§ **WHAT TO PRODUCE**:
The whole of the data is to be reproduced exactly.

§ **RECORD EXCERPTS**:
######

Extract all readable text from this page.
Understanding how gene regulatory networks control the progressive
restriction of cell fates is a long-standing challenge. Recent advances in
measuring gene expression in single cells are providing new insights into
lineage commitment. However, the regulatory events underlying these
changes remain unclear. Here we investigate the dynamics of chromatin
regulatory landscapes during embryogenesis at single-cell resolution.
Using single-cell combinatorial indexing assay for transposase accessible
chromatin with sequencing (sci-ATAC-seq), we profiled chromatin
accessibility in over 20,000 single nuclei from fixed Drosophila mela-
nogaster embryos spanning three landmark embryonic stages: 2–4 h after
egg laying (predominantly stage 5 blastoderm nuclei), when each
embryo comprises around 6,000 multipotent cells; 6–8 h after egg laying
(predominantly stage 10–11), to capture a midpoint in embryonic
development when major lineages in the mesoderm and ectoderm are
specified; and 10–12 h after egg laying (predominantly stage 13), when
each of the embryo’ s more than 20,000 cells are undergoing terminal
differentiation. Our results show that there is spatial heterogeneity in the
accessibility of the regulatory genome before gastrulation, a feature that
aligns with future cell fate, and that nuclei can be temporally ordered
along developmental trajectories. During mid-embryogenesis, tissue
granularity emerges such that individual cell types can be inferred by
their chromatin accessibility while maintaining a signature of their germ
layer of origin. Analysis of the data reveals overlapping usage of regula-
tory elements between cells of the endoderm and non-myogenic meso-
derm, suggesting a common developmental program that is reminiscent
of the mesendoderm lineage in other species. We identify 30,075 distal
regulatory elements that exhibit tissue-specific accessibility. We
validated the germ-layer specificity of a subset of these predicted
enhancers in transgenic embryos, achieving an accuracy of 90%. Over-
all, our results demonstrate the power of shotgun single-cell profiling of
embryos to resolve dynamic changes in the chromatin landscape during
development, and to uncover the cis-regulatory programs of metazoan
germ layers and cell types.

######

§ **RESPONSE**:
Extract all readable text from this page.
Understanding how gene regulatory networks control the progressive
restriction of cell fates is a long-standing challenge. Recent advances in
measuring gene expression in single cells are providing new insights into
lineage commitment. However, the regulatory events underlying these
changes remain unclear. Here we investigate the dynamics of chromatin
regulatory landscapes during embryogenesis at single-cell resolution.
Using single-cell combinatorial indexing assay for transposase accessible
chromatin with sequencing (sci-ATAC-seq), we profiled chromatin
accessibility in over 20,000 single nuclei from fixed Drosophila mela-
nogaster embryos spanning three landmark embryonic stages: 2–4 h after
egg laying (predominantly stage 5 blastoderm nuclei), when each
embryo comprises around 6,000 multipotent cells; 6–8 h after egg laying
(predominantly stage 10–11), to capture a midpoint in embryonic
development when major lineages in the mesoderm and ectoderm are
specified; and 10–12 h after egg laying (predominantly stage 13), when
each of the embryo’ s more than 20,000 cells are undergoing terminal
differentiation. Our results show that there is spatial heterogeneity in the
accessibility of the regulatory genome before gastrulation, a feature that
aligns with future cell fate, and that nuclei can be temporally ordered
along developmental trajectories. During mid-embryogenesis, tissue
granularity emerges such that individual cell types can be inferred by
their chromatin accessibility while maintaining a signature of their germ
layer of origin. Analysis of the data reveals overlapping usage of regula-
tory elements between cells of the endoderm and non-myogenic meso-
derm, suggesting a common developmental program that is reminiscent
of the mesendoderm lineage in other species. We identify 30,075 distal
regulatory elements that exhibit tissue-specific accessibility. We
validated the germ-layer specificity of a subset of these predicted
enhancers in transgenic embryos, achieving an accuracy of 90%. Over-
all, our results demonstrate the power of shotgun single-cell profiling of
embryos to resolve dynamic changes in the chromatin landscape during
development, and to uncover the cis-regulatory programs of metazoan
germ layers and cell types.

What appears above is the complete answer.